▸ **PROBLEM DESCRIPTION**
Copy out the entries below in full and exactly.

▸ **SOURCE RECORDS**
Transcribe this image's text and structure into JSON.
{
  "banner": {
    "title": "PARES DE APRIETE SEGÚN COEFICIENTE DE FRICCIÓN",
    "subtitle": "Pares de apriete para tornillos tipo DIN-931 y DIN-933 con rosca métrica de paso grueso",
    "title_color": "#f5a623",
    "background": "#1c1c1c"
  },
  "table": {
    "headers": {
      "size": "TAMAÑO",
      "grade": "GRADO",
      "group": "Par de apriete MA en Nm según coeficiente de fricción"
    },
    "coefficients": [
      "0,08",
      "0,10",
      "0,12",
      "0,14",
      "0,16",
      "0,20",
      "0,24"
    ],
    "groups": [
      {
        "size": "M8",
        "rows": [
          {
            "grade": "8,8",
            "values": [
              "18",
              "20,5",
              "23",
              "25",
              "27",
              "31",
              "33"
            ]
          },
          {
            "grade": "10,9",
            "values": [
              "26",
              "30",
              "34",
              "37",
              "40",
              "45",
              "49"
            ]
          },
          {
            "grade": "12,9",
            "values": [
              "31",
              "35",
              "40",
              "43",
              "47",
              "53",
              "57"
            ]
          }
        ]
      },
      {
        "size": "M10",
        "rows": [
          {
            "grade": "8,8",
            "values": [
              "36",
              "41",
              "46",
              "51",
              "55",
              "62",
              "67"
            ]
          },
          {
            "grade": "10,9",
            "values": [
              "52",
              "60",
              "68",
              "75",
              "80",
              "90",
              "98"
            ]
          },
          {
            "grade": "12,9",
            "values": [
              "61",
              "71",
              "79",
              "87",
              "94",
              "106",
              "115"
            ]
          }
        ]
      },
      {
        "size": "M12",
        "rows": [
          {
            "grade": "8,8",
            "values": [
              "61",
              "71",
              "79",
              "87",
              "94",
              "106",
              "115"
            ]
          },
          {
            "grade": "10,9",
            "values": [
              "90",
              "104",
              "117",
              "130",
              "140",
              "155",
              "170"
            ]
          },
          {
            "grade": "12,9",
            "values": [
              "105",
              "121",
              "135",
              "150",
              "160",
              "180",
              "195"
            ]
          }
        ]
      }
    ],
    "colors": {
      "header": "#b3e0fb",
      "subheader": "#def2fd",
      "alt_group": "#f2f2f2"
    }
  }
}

▸ **REPLY**
Transcribe this image's text and structure into JSON.
{
  "banner": {
    "title": "PARES DE APRIETE SEGÚN COEFICIENTE DE FRICCIÓN",
    "subtitle": "Pares de apriete para tornillos tipo DIN-931 y DIN-933 con rosca métrica de paso grueso",
    "title_color": "#f5a623",
    "background": "#1c1c1c"
  },
  "table": {
    "headers": {
      "size": "TAMAÑO",
      "grade": "GRADO",
      "group": "Par de apriete MA en Nm según coeficiente de fricción"
    },
    "coefficients": [
      "0,08",
      "0,10",
      "0,12",
      "0,14",
      "0,16",
      "0,20",
      "0,24"
    ],
    "groups": [
      {
        "size": "M8",
        "rows": [
          {
            "grade": "8,8",
            "values": [
              "18",
              "20,5",
              "23",
              "25",
              "27",
              "31",
              "33"
            ]
          },
          {
            "grade": "10,9",
            "values": [
              "26",
              "30",
              "34",
              "37",
              "40",
              "45",
              "49"
            ]
          },
          {
            "grade": "12,9",
            "values": [
              "31",
              "35",
              "40",
              "43",
              "47",
              "53",
              "57"
            ]
          }
        ]
      },
      {
        "size": "M10",
        "rows": [
          {
            "grade": "8,8",
            "values": [
              "36",
              "41",
              "46",
              "51",
              "55",
              "62",
              "67"
            ]
          },
          {
            "grade": "10,9",
            "values": [
              "52",
              "60",
              "68",
              "75",
              "80",
              "90",
              "98"
            ]
          },
          {
            "grade": "12,9",
            "values": [
              "61",
              "71",
              "79",
              "87",
              "94",
              "106",
              "115"
            ]
          }
        ]
      },
      {
        "size": "M12",
        "rows": [
          {
            "grade": "8,8",
            "values": [
              "61",
              "71",
              "79",
              "87",
              "94",
              "106",
              "115"
            ]
          },
          {
            "grade": "10,9",
            "values": [
              "90",
              "104",
              "117",
              "130",
              "140",
              "155",
              "170"
            ]
          },
          {
            "grade": "12,9",
            "values": [
              "105",
              "121",
              "135",
              "150",
              "160",
              "180",
              "195"
            ]
          }
        ]
      }
    ],
    "colors": {
      "header": "#b3e0fb",
      "subheader": "#def2fd",
      "alt_group": "#f2f2f2"
    }
  }
}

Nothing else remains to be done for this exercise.